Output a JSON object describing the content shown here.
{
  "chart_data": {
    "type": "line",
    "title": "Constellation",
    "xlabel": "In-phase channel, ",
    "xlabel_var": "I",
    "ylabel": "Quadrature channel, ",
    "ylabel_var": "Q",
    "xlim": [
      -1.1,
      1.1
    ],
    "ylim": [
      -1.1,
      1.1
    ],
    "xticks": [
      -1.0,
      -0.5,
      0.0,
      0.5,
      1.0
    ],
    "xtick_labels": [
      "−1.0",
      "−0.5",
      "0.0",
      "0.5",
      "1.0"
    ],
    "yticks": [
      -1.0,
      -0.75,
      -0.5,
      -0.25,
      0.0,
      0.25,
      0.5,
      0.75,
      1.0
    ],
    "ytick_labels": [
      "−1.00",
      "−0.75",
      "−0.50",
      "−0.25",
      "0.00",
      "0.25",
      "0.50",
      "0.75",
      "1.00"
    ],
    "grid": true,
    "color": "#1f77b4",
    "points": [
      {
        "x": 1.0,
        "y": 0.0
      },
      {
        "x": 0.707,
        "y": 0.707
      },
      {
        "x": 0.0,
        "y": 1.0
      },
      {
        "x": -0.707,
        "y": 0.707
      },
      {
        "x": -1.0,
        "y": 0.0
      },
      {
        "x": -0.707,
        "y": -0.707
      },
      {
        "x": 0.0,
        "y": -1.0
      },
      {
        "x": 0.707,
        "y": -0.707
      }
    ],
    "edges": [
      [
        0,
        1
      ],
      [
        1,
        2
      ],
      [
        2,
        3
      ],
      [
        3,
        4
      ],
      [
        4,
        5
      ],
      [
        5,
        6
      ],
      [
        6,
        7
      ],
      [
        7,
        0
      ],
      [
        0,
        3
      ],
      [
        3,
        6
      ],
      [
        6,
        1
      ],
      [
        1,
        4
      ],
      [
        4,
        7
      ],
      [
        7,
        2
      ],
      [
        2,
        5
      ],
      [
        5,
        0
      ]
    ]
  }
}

**WHAT TO PRODUCE**
Emit the records above again, exactly, with no line skipped.

**COMPLETED EXERCISE**
Output a JSON object describing the content shown here.
{
  "chart_data": {
    "type": "line",
    "title": "Constellation",
    "xlabel": "In-phase channel, ",
    "xlabel_var": "I",
    "ylabel": "Quadrature channel, ",
    "ylabel_var": "Q",
    "xlim": [
      -1.1,
      1.1
    ],
    "ylim": [
      -1.1,
      1.1
    ],
    "xticks": [
      -1.0,
      -0.5,
      0.0,
      0.5,
      1.0
    ],
    "xtick_labels": [
      "−1.0",
      "−0.5",
      "0.0",
      "0.5",
      "1.0"
    ],
    "yticks": [
      -1.0,
      -0.75,
      -0.5,
      -0.25,
      0.0,
      0.25,
      0.5,
      0.75,
      1.0
    ],
    "ytick_labels": [
      "−1.00",
      "−0.75",
      "−0.50",
      "−0.25",
      "0.00",
      "0.25",
      "0.50",
      "0.75",
      "1.00"
    ],
    "grid": true,
    "color": "#1f77b4",
    "points": [
      {
        "x": 1.0,
        "y": 0.0
      },
      {
        "x": 0.707,
        "y": 0.707
      },
      {
        "x": 0.0,
        "y": 1.0
      },
      {
        "x": -0.707,
        "y": 0.707
      },
      {
        "x": -1.0,
        "y": 0.0
      },
      {
        "x": -0.707,
        "y": -0.707
      },
      {
        "x": 0.0,
        "y": -1.0
      },
      {
        "x": 0.707,
        "y": -0.707
      }
    ],
    "edges": [
      [
        0,
        1
      ],
      [
        1,
        2
      ],
      [
        2,
        3
      ],
      [
        3,
        4
      ],
      [
        4,
        5
      ],
      [
        5,
        6
      ],
      [
        6,
        7
      ],
      [
        7,
        0
      ],
      [
        0,
        3
      ],
      [
        3,
        6
      ],
      [
        6,
        1
      ],
      [
        1,
        4
      ],
      [
        4,
        7
      ],
      [
        7,
        2
      ],
      [
        2,
        5
      ],
      [
        5,
        0
      ]
    ]
  }
}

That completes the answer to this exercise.